● **Task statement**: Reproduce each of the lines word for word.

Figure record extracts
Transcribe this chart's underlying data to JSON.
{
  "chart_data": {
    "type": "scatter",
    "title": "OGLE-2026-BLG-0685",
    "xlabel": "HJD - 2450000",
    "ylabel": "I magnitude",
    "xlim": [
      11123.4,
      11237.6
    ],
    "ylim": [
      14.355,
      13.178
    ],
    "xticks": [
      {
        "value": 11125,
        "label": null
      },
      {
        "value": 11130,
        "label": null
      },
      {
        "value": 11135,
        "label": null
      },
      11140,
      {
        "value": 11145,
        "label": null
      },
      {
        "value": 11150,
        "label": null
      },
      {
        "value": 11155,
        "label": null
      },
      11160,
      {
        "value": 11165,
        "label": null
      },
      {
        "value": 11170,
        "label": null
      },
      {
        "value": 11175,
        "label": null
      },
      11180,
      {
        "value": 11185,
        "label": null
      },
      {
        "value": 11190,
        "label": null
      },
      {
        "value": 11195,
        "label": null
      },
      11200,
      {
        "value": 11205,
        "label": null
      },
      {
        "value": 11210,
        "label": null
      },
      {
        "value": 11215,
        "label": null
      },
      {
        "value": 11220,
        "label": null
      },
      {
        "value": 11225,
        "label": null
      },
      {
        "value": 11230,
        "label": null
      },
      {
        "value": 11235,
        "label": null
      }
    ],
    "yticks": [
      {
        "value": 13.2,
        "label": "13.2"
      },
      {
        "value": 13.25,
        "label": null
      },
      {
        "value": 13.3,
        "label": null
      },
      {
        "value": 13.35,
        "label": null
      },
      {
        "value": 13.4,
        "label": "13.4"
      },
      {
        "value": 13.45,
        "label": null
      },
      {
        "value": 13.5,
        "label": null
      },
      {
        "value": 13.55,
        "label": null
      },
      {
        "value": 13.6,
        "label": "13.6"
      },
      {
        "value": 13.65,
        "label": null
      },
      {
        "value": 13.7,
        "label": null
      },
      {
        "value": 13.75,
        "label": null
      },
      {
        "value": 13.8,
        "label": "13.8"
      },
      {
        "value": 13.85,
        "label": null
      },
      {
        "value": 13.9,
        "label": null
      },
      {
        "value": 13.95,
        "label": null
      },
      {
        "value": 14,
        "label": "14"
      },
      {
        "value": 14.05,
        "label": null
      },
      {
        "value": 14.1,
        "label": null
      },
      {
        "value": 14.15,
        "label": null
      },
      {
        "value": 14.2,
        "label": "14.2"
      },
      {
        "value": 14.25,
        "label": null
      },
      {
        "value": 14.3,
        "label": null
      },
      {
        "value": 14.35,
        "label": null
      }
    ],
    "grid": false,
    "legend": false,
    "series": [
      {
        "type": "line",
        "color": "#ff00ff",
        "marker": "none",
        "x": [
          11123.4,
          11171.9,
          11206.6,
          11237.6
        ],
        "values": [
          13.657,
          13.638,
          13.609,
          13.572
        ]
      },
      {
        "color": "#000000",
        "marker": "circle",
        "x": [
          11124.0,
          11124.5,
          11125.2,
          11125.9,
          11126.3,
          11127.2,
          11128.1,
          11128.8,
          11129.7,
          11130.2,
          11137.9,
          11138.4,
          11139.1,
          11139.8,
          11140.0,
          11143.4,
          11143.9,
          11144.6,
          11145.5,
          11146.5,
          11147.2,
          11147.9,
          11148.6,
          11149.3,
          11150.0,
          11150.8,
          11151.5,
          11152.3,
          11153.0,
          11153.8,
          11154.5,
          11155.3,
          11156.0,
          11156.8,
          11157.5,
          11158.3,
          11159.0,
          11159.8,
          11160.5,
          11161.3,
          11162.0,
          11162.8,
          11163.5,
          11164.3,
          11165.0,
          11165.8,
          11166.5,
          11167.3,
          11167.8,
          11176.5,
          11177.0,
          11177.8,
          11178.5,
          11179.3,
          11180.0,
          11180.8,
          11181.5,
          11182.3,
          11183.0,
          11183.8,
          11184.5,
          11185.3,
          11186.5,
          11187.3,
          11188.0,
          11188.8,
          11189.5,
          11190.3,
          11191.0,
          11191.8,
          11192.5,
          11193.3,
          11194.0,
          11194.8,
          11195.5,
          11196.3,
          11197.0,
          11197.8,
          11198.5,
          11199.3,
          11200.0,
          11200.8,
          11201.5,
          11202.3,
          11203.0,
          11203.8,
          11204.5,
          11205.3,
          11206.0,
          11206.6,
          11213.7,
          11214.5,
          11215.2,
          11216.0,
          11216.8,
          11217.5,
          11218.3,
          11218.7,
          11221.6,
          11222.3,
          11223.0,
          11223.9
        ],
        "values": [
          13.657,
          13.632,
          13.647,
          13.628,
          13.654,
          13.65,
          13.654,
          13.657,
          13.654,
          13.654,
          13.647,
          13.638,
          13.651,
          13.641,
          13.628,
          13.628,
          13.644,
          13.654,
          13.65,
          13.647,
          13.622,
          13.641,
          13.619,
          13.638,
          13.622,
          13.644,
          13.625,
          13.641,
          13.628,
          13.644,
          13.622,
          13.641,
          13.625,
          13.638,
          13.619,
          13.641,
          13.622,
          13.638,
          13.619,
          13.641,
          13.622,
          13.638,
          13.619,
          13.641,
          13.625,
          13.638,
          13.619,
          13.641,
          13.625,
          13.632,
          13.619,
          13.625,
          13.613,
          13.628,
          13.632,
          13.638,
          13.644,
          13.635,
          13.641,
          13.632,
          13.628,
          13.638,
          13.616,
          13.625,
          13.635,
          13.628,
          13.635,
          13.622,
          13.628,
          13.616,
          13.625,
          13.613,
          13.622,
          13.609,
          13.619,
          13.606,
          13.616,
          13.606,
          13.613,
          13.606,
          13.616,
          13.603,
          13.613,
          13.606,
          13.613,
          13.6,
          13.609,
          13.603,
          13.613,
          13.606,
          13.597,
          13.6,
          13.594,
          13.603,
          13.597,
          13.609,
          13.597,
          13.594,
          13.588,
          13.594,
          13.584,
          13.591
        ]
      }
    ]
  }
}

● **Worked answer**:
Transcribe this chart's underlying data to JSON.
{
  "chart_data": {
    "type": "scatter",
    "title": "OGLE-2026-BLG-0685",
    "xlabel": "HJD - 2450000",
    "ylabel": "I magnitude",
    "xlim": [
      11123.4,
      11237.6
    ],
    "ylim": [
      14.355,
      13.178
    ],
    "xticks": [
      {
        "value": 11125,
        "label": null
      },
      {
        "value": 11130,
        "label": null
      },
      {
        "value": 11135,
        "label": null
      },
      11140,
      {
        "value": 11145,
        "label": null
      },
      {
        "value": 11150,
        "label": null
      },
      {
        "value": 11155,
        "label": null
      },
      11160,
      {
        "value": 11165,
        "label": null
      },
      {
        "value": 11170,
        "label": null
      },
      {
        "value": 11175,
        "label": null
      },
      11180,
      {
        "value": 11185,
        "label": null
      },
      {
        "value": 11190,
        "label": null
      },
      {
        "value": 11195,
        "label": null
      },
      11200,
      {
        "value": 11205,
        "label": null
      },
      {
        "value": 11210,
        "label": null
      },
      {
        "value": 11215,
        "label": null
      },
      {
        "value": 11220,
        "label": null
      },
      {
        "value": 11225,
        "label": null
      },
      {
        "value": 11230,
        "label": null
      },
      {
        "value": 11235,
        "label": null
      }
    ],
    "yticks": [
      {
        "value": 13.2,
        "label": "13.2"
      },
      {
        "value": 13.25,
        "label": null
      },
      {
        "value": 13.3,
        "label": null
      },
      {
        "value": 13.35,
        "label": null
      },
      {
        "value": 13.4,
        "label": "13.4"
      },
      {
        "value": 13.45,
        "label": null
      },
      {
        "value": 13.5,
        "label": null
      },
      {
        "value": 13.55,
        "label": null
      },
      {
        "value": 13.6,
        "label": "13.6"
      },
      {
        "value": 13.65,
        "label": null
      },
      {
        "value": 13.7,
        "label": null
      },
      {
        "value": 13.75,
        "label": null
      },
      {
        "value": 13.8,
        "label": "13.8"
      },
      {
        "value": 13.85,
        "label": null
      },
      {
        "value": 13.9,
        "label": null
      },
      {
        "value": 13.95,
        "label": null
      },
      {
        "value": 14,
        "label": "14"
      },
      {
        "value": 14.05,
        "label": null
      },
      {
        "value": 14.1,
        "label": null
      },
      {
        "value": 14.15,
        "label": null
      },
      {
        "value": 14.2,
        "label": "14.2"
      },
      {
        "value": 14.25,
        "label": null
      },
      {
        "value": 14.3,
        "label": null
      },
      {
        "value": 14.35,
        "label": null
      }
    ],
    "grid": false,
    "legend": false,
    "series": [
      {
        "type": "line",
        "color": "#ff00ff",
        "marker": "none",
        "x": [
          11123.4,
          11171.9,
          11206.6,
          11237.6
        ],
        "values": [
          13.657,
          13.638,
          13.609,
          13.572
        ]
      },
      {
        "color": "#000000",
        "marker": "circle",
        "x": [
          11124.0,
          11124.5,
          11125.2,
          11125.9,
          11126.3,
          11127.2,
          11128.1,
          11128.8,
          11129.7,
          11130.2,
          11137.9,
          11138.4,
          11139.1,
          11139.8,
          11140.0,
          11143.4,
          11143.9,
          11144.6,
          11145.5,
          11146.5,
          11147.2,
          11147.9,
          11148.6,
          11149.3,
          11150.0,
          11150.8,
          11151.5,
          11152.3,
          11153.0,
          11153.8,
          11154.5,
          11155.3,
          11156.0,
          11156.8,
          11157.5,
          11158.3,
          11159.0,
          11159.8,
          11160.5,
          11161.3,
          11162.0,
          11162.8,
          11163.5,
          11164.3,
          11165.0,
          11165.8,
          11166.5,
          11167.3,
          11167.8,
          11176.5,
          11177.0,
          11177.8,
          11178.5,
          11179.3,
          11180.0,
          11180.8,
          11181.5,
          11182.3,
          11183.0,
          11183.8,
          11184.5,
          11185.3,
          11186.5,
          11187.3,
          11188.0,
          11188.8,
          11189.5,
          11190.3,
          11191.0,
          11191.8,
          11192.5,
          11193.3,
          11194.0,
          11194.8,
          11195.5,
          11196.3,
          11197.0,
          11197.8,
          11198.5,
          11199.3,
          11200.0,
          11200.8,
          11201.5,
          11202.3,
          11203.0,
          11203.8,
          11204.5,
          11205.3,
          11206.0,
          11206.6,
          11213.7,
          11214.5,
          11215.2,
          11216.0,
          11216.8,
          11217.5,
          11218.3,
          11218.7,
          11221.6,
          11222.3,
          11223.0,
          11223.9
        ],
        "values": [
          13.657,
          13.632,
          13.647,
          13.628,
          13.654,
          13.65,
          13.654,
          13.657,
          13.654,
          13.654,
          13.647,
          13.638,
          13.651,
          13.641,
          13.628,
          13.628,
          13.644,
          13.654,
          13.65,
          13.647,
          13.622,
          13.641,
          13.619,
          13.638,
          13.622,
          13.644,
          13.625,
          13.641,
          13.628,
          13.644,
          13.622,
          13.641,
          13.625,
          13.638,
          13.619,
          13.641,
          13.622,
          13.638,
          13.619,
          13.641,
          13.622,
          13.638,
          13.619,
          13.641,
          13.625,
          13.638,
          13.619,
          13.641,
          13.625,
          13.632,
          13.619,
          13.625,
          13.613,
          13.628,
          13.632,
          13.638,
          13.644,
          13.635,
          13.641,
          13.632,
          13.628,
          13.638,
          13.616,
          13.625,
          13.635,
          13.628,
          13.635,
          13.622,
          13.628,
          13.616,
          13.625,
          13.613,
          13.622,
          13.609,
          13.619,
          13.606,
          13.616,
          13.606,
          13.613,
          13.606,
          13.616,
          13.603,
          13.613,
          13.606,
          13.613,
          13.6,
          13.609,
          13.603,
          13.613,
          13.606,
          13.597,
          13.6,
          13.594,
          13.603,
          13.597,
          13.609,
          13.597,
          13.594,
          13.588,
          13.594,
          13.584,
          13.591
        ]
      }
    ]
  }
}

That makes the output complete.